**What this task involves**
Print out the material that follows word for word.

**Stored data**
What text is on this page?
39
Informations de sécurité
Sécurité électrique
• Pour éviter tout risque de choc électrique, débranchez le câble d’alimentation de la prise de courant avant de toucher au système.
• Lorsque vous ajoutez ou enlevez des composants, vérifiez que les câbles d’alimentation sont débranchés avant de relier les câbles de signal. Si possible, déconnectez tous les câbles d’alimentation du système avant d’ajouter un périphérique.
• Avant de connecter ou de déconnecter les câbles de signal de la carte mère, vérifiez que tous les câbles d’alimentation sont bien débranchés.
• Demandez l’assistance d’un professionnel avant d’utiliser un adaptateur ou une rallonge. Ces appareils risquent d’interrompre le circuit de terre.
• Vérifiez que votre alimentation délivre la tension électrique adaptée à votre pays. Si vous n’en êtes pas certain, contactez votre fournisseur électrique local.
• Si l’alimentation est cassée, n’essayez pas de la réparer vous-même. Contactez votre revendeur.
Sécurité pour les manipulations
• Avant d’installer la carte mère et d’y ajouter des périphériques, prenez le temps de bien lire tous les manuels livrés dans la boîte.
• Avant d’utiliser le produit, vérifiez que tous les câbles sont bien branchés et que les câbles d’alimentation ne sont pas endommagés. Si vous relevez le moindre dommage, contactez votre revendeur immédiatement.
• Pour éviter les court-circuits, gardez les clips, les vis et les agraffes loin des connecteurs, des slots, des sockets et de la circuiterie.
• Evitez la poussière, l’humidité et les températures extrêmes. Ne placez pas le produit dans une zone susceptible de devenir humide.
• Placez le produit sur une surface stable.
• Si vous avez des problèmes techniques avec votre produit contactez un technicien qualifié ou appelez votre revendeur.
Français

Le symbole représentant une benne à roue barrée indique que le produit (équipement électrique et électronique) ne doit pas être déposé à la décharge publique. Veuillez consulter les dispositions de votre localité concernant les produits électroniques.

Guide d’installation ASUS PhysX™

**Written answer**
What text is on this page?
39
Informations de sécurité
Sécurité électrique
• Pour éviter tout risque de choc électrique, débranchez le câble d’alimentation de la prise de courant avant de toucher au système.
• Lorsque vous ajoutez ou enlevez des composants, vérifiez que les câbles d’alimentation sont débranchés avant de relier les câbles de signal. Si possible, déconnectez tous les câbles d’alimentation du système avant d’ajouter un périphérique.
• Avant de connecter ou de déconnecter les câbles de signal de la carte mère, vérifiez que tous les câbles d’alimentation sont bien débranchés.
• Demandez l’assistance d’un professionnel avant d’utiliser un adaptateur ou une rallonge. Ces appareils risquent d’interrompre le circuit de terre.
• Vérifiez que votre alimentation délivre la tension électrique adaptée à votre pays. Si vous n’en êtes pas certain, contactez votre fournisseur électrique local.
• Si l’alimentation est cassée, n’essayez pas de la réparer vous-même. Contactez votre revendeur.
Sécurité pour les manipulations
• Avant d’installer la carte mère et d’y ajouter des périphériques, prenez le temps de bien lire tous les manuels livrés dans la boîte.
• Avant d’utiliser le produit, vérifiez que tous les câbles sont bien branchés et que les câbles d’alimentation ne sont pas endommagés. Si vous relevez le moindre dommage, contactez votre revendeur immédiatement.
• Pour éviter les court-circuits, gardez les clips, les vis et les agraffes loin des connecteurs, des slots, des sockets et de la circuiterie.
• Evitez la poussière, l’humidité et les températures extrêmes. Ne placez pas le produit dans une zone susceptible de devenir humide.
• Placez le produit sur une surface stable.
• Si vous avez des problèmes techniques avec votre produit contactez un technicien qualifié ou appelez votre revendeur.
Français

Le symbole représentant une benne à roue barrée indique que le produit (équipement électrique et électronique) ne doit pas être déposé à la décharge publique. Veuillez consulter les dispositions de votre localité concernant les produits électroniques.

Guide d’installation ASUS PhysX™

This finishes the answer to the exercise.